### QUOTED TEXT
┌──

In 2006, there were 3500 licensed agents. At renewal last year, there were 4000 (although indicators are that there is a serious drop off in numbers over the summer as the market has "gotten worse"). The people trying to work the pie gained 14% in membership, and 1/3rd of the pie they were working disappeared.

If you think about it from that angle alone, it indicates the level of conflicts of interest operating in the market. There is less business and more people competing for it. But from the individual REALTORS perspective, it is a far more serious problem:

  • Citywide, agents this year will average 4.5 total transactions. Making some big assumptions in terms of what agents get paid, that is $7500 in gross commission per transaction or a gross wage of $33,750. The average agent has at least $1000 a month in expenses (I have $3700), which means that before taxes, their adjusted income is $21,000. How good is the advice given by the average agent in a market like this when they are this cash-strapped?

└──

### DATA EXTRACT
┌──

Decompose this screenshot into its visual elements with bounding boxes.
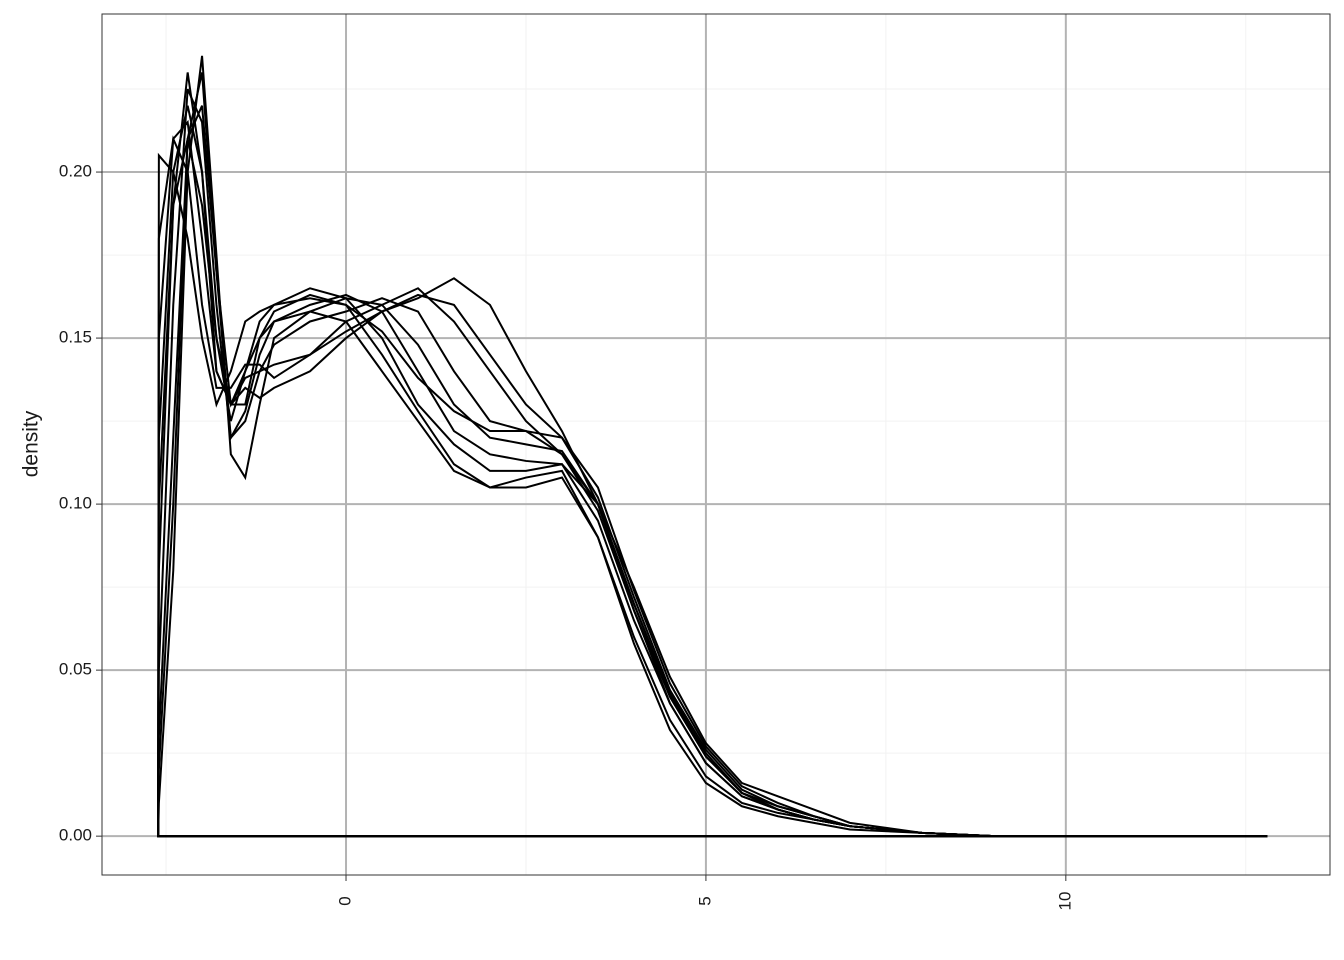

└──

### GIVEN TASK 1
In the real estate agent passage, how many licensed agents were there in 2006?
### GIVEN TASK 2
List every dollar amount that appears in the real estate agent passage.
The lines after the text aren't needed for this work.

### FULL SOLUTION 1
3500

### FULL SOLUTION 2
$7500
$33,750
$1000
$3700
$21,000